Provided records:

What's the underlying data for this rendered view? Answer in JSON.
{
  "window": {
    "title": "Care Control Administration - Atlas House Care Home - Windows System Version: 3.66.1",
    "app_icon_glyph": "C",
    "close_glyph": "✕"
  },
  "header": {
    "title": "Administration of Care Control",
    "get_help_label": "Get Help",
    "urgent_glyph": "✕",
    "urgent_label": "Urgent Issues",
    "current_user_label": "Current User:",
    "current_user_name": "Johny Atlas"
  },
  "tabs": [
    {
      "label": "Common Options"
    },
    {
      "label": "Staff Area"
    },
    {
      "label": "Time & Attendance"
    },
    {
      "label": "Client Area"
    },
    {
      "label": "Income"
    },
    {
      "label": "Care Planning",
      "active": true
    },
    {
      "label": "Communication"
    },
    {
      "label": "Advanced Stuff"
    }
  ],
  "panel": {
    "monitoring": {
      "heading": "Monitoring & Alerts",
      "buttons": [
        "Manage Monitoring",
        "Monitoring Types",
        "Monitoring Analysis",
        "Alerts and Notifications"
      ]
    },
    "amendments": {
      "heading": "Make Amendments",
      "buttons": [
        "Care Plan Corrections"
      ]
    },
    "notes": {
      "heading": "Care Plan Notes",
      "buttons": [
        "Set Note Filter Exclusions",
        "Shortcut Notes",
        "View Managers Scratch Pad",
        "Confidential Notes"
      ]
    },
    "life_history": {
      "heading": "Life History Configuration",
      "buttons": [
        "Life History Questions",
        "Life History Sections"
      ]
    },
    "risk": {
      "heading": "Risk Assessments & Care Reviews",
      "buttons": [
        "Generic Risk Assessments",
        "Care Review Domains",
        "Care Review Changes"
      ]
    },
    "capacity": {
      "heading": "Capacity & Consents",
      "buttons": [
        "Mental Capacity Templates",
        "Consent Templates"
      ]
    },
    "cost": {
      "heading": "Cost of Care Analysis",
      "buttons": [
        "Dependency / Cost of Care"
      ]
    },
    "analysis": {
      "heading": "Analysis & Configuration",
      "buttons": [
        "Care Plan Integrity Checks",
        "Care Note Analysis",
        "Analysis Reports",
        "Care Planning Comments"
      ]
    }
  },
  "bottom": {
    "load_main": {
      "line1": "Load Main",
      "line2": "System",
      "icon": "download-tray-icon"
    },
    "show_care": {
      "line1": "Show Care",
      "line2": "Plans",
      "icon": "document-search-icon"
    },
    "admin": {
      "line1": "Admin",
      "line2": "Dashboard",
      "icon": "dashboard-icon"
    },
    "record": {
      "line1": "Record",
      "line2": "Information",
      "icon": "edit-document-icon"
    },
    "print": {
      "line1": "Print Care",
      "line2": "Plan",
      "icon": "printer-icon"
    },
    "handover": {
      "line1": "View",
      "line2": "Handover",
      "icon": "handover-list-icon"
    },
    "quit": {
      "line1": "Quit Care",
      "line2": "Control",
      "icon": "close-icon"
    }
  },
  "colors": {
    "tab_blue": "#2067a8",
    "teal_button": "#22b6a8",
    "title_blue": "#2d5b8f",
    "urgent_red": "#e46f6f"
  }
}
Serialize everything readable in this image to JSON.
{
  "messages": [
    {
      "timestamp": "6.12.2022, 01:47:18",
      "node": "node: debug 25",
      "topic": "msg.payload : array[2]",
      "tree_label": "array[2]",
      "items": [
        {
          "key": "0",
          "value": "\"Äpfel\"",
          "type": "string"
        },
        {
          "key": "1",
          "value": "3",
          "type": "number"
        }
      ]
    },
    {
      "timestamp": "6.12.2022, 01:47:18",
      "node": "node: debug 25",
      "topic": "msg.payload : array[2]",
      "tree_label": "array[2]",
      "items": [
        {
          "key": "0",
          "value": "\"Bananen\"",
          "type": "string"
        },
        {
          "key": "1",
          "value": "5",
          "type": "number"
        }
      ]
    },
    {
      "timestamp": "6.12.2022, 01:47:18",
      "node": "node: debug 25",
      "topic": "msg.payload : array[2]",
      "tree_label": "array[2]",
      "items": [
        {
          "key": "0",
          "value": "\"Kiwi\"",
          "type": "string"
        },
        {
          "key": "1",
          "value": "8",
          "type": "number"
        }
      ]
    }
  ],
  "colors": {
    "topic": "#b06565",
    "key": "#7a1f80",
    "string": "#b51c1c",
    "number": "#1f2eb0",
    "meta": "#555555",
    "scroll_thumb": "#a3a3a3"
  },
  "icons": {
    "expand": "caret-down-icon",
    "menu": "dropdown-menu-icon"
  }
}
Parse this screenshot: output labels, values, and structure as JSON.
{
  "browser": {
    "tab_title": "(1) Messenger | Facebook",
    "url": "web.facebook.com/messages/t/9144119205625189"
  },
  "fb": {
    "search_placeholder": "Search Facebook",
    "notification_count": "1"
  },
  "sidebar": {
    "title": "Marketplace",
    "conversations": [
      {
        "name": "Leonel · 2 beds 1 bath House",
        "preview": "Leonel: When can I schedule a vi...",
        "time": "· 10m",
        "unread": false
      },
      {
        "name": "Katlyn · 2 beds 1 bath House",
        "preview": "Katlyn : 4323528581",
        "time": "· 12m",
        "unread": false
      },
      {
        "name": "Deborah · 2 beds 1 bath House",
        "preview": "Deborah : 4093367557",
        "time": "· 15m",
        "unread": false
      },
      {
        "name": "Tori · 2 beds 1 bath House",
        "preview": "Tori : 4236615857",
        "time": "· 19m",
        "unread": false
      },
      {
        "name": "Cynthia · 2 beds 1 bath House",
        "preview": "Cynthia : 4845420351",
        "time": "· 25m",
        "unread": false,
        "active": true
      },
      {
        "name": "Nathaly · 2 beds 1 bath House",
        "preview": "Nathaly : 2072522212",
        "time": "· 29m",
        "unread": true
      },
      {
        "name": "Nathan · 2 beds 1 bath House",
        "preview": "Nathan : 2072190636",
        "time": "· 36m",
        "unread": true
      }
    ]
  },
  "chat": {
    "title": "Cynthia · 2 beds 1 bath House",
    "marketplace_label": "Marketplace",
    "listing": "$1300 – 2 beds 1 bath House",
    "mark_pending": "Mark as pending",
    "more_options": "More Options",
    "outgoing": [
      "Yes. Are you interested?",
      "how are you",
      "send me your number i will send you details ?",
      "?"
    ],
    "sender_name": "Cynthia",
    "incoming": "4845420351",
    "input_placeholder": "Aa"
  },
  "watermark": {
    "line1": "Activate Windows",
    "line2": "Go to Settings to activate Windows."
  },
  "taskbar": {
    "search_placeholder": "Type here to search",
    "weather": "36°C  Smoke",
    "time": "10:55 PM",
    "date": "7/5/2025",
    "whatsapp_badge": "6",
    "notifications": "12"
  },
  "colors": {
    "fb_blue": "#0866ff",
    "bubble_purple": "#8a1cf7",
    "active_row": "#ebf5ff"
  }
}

Exercise description:
Above are some records; repeat all of them exactly.

Completed exercise:
What's the underlying data for this rendered view? Answer in JSON.
{
  "window": {
    "title": "Care Control Administration - Atlas House Care Home - Windows System Version: 3.66.1",
    "app_icon_glyph": "C",
    "close_glyph": "✕"
  },
  "header": {
    "title": "Administration of Care Control",
    "get_help_label": "Get Help",
    "urgent_glyph": "✕",
    "urgent_label": "Urgent Issues",
    "current_user_label": "Current User:",
    "current_user_name": "Johny Atlas"
  },
  "tabs": [
    {
      "label": "Common Options"
    },
    {
      "label": "Staff Area"
    },
    {
      "label": "Time & Attendance"
    },
    {
      "label": "Client Area"
    },
    {
      "label": "Income"
    },
    {
      "label": "Care Planning",
      "active": true
    },
    {
      "label": "Communication"
    },
    {
      "label": "Advanced Stuff"
    }
  ],
  "panel": {
    "monitoring": {
      "heading": "Monitoring & Alerts",
      "buttons": [
        "Manage Monitoring",
        "Monitoring Types",
        "Monitoring Analysis",
        "Alerts and Notifications"
      ]
    },
    "amendments": {
      "heading": "Make Amendments",
      "buttons": [
        "Care Plan Corrections"
      ]
    },
    "notes": {
      "heading": "Care Plan Notes",
      "buttons": [
        "Set Note Filter Exclusions",
        "Shortcut Notes",
        "View Managers Scratch Pad",
        "Confidential Notes"
      ]
    },
    "life_history": {
      "heading": "Life History Configuration",
      "buttons": [
        "Life History Questions",
        "Life History Sections"
      ]
    },
    "risk": {
      "heading": "Risk Assessments & Care Reviews",
      "buttons": [
        "Generic Risk Assessments",
        "Care Review Domains",
        "Care Review Changes"
      ]
    },
    "capacity": {
      "heading": "Capacity & Consents",
      "buttons": [
        "Mental Capacity Templates",
        "Consent Templates"
      ]
    },
    "cost": {
      "heading": "Cost of Care Analysis",
      "buttons": [
        "Dependency / Cost of Care"
      ]
    },
    "analysis": {
      "heading": "Analysis & Configuration",
      "buttons": [
        "Care Plan Integrity Checks",
        "Care Note Analysis",
        "Analysis Reports",
        "Care Planning Comments"
      ]
    }
  },
  "bottom": {
    "load_main": {
      "line1": "Load Main",
      "line2": "System",
      "icon": "download-tray-icon"
    },
    "show_care": {
      "line1": "Show Care",
      "line2": "Plans",
      "icon": "document-search-icon"
    },
    "admin": {
      "line1": "Admin",
      "line2": "Dashboard",
      "icon": "dashboard-icon"
    },
    "record": {
      "line1": "Record",
      "line2": "Information",
      "icon": "edit-document-icon"
    },
    "print": {
      "line1": "Print Care",
      "line2": "Plan",
      "icon": "printer-icon"
    },
    "handover": {
      "line1": "View",
      "line2": "Handover",
      "icon": "handover-list-icon"
    },
    "quit": {
      "line1": "Quit Care",
      "line2": "Control",
      "icon": "close-icon"
    }
  },
  "colors": {
    "tab_blue": "#2067a8",
    "teal_button": "#22b6a8",
    "title_blue": "#2d5b8f",
    "urgent_red": "#e46f6f"
  }
}
Serialize everything readable in this image to JSON.
{
  "messages": [
    {
      "timestamp": "6.12.2022, 01:47:18",
      "node": "node: debug 25",
      "topic": "msg.payload : array[2]",
      "tree_label": "array[2]",
      "items": [
        {
          "key": "0",
          "value": "\"Äpfel\"",
          "type": "string"
        },
        {
          "key": "1",
          "value": "3",
          "type": "number"
        }
      ]
    },
    {
      "timestamp": "6.12.2022, 01:47:18",
      "node": "node: debug 25",
      "topic": "msg.payload : array[2]",
      "tree_label": "array[2]",
      "items": [
        {
          "key": "0",
          "value": "\"Bananen\"",
          "type": "string"
        },
        {
          "key": "1",
          "value": "5",
          "type": "number"
        }
      ]
    },
    {
      "timestamp": "6.12.2022, 01:47:18",
      "node": "node: debug 25",
      "topic": "msg.payload : array[2]",
      "tree_label": "array[2]",
      "items": [
        {
          "key": "0",
          "value": "\"Kiwi\"",
          "type": "string"
        },
        {
          "key": "1",
          "value": "8",
          "type": "number"
        }
      ]
    }
  ],
  "colors": {
    "topic": "#b06565",
    "key": "#7a1f80",
    "string": "#b51c1c",
    "number": "#1f2eb0",
    "meta": "#555555",
    "scroll_thumb": "#a3a3a3"
  },
  "icons": {
    "expand": "caret-down-icon",
    "menu": "dropdown-menu-icon"
  }
}
Parse this screenshot: output labels, values, and structure as JSON.
{
  "browser": {
    "tab_title": "(1) Messenger | Facebook",
    "url": "web.facebook.com/messages/t/9144119205625189"
  },
  "fb": {
    "search_placeholder": "Search Facebook",
    "notification_count": "1"
  },
  "sidebar": {
    "title": "Marketplace",
    "conversations": [
      {
        "name": "Leonel · 2 beds 1 bath House",
        "preview": "Leonel: When can I schedule a vi...",
        "time": "· 10m",
        "unread": false
      },
      {
        "name": "Katlyn · 2 beds 1 bath House",
        "preview": "Katlyn : 4323528581",
        "time": "· 12m",
        "unread": false
      },
      {
        "name": "Deborah · 2 beds 1 bath House",
        "preview": "Deborah : 4093367557",
        "time": "· 15m",
        "unread": false
      },
      {
        "name": "Tori · 2 beds 1 bath House",
        "preview": "Tori : 4236615857",
        "time": "· 19m",
        "unread": false
      },
      {
        "name": "Cynthia · 2 beds 1 bath House",
        "preview": "Cynthia : 4845420351",
        "time": "· 25m",
        "unread": false,
        "active": true
      },
      {
        "name": "Nathaly · 2 beds 1 bath House",
        "preview": "Nathaly : 2072522212",
        "time": "· 29m",
        "unread": true
      },
      {
        "name": "Nathan · 2 beds 1 bath House",
        "preview": "Nathan : 2072190636",
        "time": "· 36m",
        "unread": true
      }
    ]
  },
  "chat": {
    "title": "Cynthia · 2 beds 1 bath House",
    "marketplace_label": "Marketplace",
    "listing": "$1300 – 2 beds 1 bath House",
    "mark_pending": "Mark as pending",
    "more_options": "More Options",
    "outgoing": [
      "Yes. Are you interested?",
      "how are you",
      "send me your number i will send you details ?",
      "?"
    ],
    "sender_name": "Cynthia",
    "incoming": "4845420351",
    "input_placeholder": "Aa"
  },
  "watermark": {
    "line1": "Activate Windows",
    "line2": "Go to Settings to activate Windows."
  },
  "taskbar": {
    "search_placeholder": "Type here to search",
    "weather": "36°C  Smoke",
    "time": "10:55 PM",
    "date": "7/5/2025",
    "whatsapp_badge": "6",
    "notifications": "12"
  },
  "colors": {
    "fb_blue": "#0866ff",
    "bubble_purple": "#8a1cf7",
    "active_row": "#ebf5ff"
  }
}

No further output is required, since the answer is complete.